§ SHORT EXERCISE
Lines containing the word "name" are to be located and copied.

§ EXERCISE INPUT
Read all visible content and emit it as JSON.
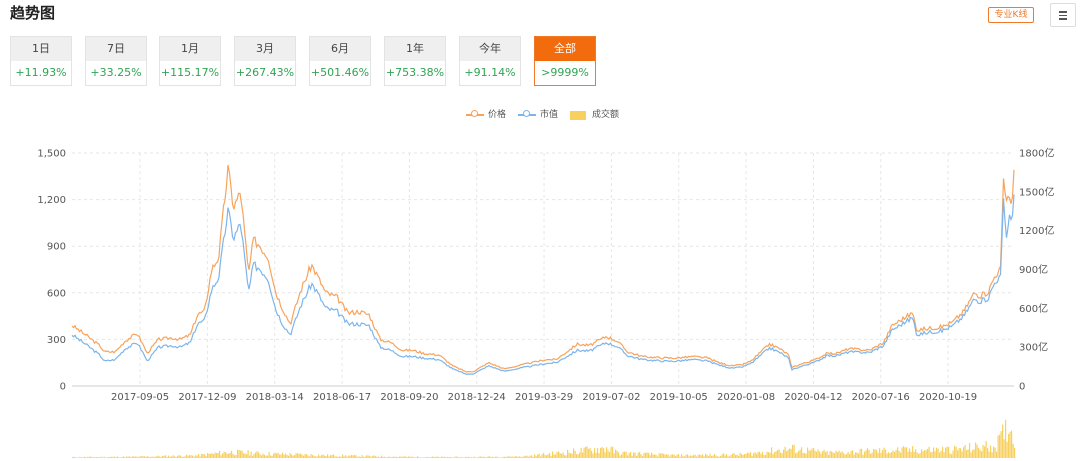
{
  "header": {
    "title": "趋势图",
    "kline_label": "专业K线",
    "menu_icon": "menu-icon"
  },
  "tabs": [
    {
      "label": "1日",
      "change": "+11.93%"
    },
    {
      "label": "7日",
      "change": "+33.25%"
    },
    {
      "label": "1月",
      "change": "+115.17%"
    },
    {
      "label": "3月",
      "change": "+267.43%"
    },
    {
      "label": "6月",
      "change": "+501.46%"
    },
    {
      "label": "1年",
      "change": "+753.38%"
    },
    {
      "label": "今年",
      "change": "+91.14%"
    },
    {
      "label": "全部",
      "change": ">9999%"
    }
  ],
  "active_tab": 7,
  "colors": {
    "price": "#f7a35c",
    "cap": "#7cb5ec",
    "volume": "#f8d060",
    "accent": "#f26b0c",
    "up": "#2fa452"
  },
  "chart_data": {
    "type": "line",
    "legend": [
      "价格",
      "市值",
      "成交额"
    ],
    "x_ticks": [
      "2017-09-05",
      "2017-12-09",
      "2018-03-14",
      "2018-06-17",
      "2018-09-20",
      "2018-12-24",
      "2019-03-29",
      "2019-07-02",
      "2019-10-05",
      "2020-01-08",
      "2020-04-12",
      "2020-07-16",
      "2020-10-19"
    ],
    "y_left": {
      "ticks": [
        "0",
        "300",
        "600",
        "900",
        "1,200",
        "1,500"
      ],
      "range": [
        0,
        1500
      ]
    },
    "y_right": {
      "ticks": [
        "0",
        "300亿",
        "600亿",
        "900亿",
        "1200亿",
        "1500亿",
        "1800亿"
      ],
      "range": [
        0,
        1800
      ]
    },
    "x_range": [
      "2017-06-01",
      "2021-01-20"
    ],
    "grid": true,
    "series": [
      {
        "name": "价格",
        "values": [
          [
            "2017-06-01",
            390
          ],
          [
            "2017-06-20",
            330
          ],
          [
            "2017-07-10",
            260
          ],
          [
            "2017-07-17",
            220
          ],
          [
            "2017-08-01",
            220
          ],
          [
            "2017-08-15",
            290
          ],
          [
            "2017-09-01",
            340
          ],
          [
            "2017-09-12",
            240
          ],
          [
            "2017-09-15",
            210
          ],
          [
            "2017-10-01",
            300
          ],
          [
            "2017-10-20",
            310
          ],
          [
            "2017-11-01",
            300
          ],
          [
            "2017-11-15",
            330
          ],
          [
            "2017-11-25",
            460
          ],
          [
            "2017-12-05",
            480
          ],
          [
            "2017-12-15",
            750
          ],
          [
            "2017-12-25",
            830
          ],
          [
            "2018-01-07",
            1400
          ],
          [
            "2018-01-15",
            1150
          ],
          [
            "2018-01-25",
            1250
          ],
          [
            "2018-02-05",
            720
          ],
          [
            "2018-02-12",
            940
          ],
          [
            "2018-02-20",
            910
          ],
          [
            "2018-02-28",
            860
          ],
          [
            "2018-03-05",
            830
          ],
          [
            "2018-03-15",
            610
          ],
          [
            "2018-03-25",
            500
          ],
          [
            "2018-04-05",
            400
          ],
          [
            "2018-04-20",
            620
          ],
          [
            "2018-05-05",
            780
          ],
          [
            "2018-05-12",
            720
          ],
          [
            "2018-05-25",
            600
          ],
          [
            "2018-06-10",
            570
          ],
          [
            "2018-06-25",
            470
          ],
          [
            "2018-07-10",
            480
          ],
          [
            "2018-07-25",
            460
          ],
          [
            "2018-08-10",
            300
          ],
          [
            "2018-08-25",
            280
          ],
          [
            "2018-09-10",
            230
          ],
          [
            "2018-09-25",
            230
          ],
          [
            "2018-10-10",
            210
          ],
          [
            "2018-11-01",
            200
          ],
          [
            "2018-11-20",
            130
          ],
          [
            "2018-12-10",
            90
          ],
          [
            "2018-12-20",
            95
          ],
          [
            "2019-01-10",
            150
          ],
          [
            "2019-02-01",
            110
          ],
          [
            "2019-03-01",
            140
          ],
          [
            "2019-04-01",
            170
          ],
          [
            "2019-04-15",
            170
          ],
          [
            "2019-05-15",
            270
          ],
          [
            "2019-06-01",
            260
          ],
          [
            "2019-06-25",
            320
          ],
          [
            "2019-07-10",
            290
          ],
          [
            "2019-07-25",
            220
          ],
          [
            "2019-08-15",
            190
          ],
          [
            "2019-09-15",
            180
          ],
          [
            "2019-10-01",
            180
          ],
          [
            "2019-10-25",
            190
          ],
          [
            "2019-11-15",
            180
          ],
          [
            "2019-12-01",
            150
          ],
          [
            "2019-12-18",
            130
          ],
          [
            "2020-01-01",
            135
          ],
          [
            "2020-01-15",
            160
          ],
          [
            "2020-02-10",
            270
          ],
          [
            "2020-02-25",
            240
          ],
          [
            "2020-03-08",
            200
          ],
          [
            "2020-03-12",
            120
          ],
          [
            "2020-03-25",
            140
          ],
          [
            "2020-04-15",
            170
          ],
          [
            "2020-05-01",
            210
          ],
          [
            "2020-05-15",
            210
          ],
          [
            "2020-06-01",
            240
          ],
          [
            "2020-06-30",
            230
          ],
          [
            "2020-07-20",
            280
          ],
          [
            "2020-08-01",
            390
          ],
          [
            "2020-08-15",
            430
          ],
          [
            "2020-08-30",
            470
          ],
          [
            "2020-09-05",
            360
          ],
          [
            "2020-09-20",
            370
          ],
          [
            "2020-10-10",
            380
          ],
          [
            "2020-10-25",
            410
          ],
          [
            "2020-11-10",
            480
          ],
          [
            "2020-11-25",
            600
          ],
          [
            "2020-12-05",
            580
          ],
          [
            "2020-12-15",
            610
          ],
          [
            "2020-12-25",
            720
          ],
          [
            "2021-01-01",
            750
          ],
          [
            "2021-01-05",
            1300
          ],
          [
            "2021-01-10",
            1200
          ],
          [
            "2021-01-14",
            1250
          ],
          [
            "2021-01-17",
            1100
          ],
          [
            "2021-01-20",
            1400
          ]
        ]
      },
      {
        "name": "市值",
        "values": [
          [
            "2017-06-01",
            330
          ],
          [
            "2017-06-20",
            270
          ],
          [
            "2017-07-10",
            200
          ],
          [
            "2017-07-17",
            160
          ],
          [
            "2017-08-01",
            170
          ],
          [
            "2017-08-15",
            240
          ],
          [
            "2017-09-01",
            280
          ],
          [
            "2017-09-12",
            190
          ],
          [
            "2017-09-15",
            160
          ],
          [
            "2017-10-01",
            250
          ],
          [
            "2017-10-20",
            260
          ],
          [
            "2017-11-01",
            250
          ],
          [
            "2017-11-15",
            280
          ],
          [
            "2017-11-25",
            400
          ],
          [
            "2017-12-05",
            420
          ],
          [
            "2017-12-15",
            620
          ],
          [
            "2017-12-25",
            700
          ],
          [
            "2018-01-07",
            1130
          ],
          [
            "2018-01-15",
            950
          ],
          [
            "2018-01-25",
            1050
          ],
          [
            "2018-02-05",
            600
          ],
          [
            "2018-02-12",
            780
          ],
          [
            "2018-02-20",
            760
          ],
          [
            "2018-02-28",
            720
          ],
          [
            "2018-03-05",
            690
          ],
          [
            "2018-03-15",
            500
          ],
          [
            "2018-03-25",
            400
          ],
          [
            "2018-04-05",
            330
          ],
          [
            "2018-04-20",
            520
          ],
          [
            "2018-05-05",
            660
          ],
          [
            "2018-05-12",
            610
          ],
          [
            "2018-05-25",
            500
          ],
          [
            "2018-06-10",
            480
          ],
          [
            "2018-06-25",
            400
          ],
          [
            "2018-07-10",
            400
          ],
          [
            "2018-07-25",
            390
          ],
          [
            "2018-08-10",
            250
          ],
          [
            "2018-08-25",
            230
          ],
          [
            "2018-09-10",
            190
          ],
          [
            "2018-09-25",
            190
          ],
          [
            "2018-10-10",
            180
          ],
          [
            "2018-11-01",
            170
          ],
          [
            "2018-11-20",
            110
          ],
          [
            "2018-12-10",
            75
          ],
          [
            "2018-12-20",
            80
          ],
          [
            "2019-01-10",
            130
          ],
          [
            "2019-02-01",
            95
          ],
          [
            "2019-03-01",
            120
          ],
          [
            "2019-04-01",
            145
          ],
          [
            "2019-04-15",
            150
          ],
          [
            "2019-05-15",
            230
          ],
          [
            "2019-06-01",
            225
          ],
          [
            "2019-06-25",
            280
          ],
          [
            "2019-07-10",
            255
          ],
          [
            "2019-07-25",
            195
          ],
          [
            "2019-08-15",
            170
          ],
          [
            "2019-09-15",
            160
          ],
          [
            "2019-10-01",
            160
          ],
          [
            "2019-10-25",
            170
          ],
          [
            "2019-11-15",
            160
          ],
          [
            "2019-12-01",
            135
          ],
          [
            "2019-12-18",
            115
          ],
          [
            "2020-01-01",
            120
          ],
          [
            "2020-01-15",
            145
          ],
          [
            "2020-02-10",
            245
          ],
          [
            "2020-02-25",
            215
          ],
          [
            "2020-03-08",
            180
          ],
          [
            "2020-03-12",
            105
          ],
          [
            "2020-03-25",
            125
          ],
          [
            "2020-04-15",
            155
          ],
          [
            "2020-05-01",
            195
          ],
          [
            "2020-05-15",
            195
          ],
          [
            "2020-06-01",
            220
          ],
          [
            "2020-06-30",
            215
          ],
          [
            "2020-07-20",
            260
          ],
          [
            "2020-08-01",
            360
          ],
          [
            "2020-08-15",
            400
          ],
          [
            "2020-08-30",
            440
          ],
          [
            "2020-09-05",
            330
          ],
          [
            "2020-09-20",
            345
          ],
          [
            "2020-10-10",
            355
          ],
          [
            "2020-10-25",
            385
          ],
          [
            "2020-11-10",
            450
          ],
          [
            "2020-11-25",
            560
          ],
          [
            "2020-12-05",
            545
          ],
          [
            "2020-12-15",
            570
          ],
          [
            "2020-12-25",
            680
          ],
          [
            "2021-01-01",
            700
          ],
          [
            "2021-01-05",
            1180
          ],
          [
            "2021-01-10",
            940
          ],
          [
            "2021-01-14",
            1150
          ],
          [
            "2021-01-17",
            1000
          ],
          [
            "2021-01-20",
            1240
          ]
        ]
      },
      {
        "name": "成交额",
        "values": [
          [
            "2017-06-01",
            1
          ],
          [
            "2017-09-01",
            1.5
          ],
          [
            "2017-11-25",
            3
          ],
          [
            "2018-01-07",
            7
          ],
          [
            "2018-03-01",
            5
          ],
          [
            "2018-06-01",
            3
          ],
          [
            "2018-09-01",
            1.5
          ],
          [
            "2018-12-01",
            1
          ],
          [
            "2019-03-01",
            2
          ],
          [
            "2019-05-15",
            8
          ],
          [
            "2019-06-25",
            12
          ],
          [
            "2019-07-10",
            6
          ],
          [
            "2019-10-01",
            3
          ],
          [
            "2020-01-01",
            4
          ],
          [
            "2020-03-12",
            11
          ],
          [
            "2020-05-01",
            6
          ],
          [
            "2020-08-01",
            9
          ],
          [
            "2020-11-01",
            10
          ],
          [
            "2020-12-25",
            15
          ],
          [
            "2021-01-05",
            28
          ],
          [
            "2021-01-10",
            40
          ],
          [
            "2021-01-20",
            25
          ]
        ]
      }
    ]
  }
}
---
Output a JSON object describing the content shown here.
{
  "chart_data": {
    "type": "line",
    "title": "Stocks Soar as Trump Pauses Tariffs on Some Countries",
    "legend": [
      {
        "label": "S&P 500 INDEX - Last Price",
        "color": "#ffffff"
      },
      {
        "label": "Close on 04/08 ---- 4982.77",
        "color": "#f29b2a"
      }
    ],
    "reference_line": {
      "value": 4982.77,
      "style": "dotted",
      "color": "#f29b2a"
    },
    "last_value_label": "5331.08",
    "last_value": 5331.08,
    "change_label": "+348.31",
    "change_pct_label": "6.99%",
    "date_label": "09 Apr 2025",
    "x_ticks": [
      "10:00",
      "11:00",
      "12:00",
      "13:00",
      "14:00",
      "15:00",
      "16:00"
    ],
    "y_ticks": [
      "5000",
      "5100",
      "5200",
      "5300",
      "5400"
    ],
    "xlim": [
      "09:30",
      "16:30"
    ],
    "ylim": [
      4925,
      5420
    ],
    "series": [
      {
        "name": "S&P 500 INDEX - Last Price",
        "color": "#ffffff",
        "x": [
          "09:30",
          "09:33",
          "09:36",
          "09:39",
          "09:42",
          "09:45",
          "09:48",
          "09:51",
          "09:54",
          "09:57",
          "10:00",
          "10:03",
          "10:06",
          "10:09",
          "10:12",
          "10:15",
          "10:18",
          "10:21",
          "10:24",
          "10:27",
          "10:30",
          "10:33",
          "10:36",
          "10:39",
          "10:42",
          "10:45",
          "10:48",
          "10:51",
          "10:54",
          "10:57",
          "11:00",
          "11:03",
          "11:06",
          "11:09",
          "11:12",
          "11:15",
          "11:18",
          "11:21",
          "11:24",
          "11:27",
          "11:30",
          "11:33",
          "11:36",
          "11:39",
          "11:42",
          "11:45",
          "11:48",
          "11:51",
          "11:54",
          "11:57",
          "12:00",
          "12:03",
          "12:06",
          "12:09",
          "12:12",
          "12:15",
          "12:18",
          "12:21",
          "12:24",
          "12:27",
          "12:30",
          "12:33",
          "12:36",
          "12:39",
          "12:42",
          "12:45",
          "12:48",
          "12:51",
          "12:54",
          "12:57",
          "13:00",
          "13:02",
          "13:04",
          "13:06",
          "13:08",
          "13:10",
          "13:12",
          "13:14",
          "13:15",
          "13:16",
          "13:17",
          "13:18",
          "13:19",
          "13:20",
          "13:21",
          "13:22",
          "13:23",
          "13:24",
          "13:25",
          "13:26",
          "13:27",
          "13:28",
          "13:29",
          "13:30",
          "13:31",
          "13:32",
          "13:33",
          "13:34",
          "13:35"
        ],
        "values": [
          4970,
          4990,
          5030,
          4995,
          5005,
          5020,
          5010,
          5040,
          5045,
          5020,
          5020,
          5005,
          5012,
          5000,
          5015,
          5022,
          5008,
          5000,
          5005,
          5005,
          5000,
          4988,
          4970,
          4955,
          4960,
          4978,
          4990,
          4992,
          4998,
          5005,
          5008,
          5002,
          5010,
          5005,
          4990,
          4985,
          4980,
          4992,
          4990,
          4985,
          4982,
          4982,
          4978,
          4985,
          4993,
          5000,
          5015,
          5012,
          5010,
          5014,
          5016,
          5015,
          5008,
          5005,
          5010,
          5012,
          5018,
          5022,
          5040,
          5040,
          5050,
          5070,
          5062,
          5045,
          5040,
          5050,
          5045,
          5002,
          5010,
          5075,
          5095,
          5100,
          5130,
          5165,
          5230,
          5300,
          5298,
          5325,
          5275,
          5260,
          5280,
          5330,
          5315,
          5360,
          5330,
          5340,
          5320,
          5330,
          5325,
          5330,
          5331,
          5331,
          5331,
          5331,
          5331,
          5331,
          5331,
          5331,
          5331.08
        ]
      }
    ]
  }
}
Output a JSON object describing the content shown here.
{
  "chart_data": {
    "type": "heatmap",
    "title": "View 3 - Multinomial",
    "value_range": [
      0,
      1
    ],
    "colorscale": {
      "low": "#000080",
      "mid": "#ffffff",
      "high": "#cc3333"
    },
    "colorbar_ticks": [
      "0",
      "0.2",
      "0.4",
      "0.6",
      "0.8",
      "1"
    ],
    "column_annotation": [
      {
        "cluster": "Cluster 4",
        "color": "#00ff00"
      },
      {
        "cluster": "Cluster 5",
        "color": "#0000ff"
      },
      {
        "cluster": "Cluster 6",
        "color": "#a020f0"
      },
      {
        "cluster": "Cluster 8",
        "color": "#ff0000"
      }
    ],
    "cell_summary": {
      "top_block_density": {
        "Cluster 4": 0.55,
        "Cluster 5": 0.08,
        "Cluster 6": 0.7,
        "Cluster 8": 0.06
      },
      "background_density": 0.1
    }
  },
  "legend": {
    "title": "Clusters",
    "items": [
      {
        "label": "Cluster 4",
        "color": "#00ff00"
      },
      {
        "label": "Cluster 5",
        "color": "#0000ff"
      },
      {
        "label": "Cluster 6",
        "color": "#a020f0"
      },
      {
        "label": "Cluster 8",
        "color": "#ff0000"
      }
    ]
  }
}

§ EXERCISE SOLUTION
        "name": "价格",
        "name": "市值",
        "name": "成交额",
        "name": "S&P 500 INDEX - Last Price",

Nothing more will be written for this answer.